• [What needs to be done]:
Copy each line in which the string "location" occurs.

• [Input for this task]:
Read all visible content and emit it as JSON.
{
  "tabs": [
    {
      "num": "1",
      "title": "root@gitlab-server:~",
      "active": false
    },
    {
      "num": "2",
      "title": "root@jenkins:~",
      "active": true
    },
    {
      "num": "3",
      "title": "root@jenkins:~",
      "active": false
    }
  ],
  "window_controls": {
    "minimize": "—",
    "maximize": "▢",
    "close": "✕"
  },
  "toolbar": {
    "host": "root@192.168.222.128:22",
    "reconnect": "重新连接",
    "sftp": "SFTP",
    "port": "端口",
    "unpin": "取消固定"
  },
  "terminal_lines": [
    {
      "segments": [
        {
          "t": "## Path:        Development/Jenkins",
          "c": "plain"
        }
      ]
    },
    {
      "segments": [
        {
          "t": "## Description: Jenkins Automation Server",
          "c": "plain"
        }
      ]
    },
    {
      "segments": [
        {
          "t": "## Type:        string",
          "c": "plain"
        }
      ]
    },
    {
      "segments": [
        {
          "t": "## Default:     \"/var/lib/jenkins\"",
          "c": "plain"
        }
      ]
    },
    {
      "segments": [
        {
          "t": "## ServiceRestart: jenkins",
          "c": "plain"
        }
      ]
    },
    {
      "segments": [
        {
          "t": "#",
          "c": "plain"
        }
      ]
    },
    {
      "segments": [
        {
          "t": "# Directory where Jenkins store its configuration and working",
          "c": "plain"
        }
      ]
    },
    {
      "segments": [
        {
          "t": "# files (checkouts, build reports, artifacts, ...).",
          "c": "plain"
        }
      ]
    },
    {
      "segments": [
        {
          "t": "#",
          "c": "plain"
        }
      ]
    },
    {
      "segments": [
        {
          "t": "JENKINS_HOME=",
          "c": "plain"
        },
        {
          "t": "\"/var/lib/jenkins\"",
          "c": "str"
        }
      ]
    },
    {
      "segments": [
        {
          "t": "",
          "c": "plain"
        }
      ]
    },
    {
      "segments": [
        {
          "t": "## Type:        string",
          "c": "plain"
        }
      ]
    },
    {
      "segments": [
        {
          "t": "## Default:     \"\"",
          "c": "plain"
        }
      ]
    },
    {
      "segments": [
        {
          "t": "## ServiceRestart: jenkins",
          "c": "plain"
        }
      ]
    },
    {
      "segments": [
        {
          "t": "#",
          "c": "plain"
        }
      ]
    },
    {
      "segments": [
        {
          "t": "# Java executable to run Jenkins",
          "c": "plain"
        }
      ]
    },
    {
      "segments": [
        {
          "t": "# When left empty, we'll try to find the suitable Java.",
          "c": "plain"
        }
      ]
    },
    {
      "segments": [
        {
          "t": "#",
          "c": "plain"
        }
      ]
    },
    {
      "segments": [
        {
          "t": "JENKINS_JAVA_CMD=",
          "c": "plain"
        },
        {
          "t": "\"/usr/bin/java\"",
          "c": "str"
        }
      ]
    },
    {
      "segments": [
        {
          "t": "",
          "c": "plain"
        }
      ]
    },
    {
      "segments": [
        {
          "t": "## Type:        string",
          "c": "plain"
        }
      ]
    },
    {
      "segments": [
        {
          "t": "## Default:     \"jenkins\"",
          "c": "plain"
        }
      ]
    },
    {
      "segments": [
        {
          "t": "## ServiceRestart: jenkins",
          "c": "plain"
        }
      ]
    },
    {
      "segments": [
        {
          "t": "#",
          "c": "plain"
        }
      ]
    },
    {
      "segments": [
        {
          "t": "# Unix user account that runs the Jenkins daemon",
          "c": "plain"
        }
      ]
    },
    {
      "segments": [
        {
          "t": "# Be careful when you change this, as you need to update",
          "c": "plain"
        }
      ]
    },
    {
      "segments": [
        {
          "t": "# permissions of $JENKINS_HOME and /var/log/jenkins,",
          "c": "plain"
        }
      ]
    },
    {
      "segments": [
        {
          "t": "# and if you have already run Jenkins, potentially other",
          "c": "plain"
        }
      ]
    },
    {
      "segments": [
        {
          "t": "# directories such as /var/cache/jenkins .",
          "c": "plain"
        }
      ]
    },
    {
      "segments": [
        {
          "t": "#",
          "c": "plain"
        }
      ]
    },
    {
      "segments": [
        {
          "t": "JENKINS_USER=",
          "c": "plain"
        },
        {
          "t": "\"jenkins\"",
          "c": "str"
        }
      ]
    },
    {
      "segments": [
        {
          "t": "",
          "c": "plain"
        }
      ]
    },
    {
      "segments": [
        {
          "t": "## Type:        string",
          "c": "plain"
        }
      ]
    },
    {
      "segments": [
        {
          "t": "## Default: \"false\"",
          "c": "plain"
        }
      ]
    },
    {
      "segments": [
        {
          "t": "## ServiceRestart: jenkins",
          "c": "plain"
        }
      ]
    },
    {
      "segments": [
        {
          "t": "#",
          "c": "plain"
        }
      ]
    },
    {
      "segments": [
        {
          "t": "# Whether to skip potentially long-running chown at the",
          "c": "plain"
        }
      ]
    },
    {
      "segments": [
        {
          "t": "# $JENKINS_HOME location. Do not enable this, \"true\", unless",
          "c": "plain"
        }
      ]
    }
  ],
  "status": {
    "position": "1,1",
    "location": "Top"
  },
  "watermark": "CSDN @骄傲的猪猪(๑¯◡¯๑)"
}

• [The completed task]:
          "t": "# $JENKINS_HOME location. Do not enable this, \"true\", unless",
    "location": "Top"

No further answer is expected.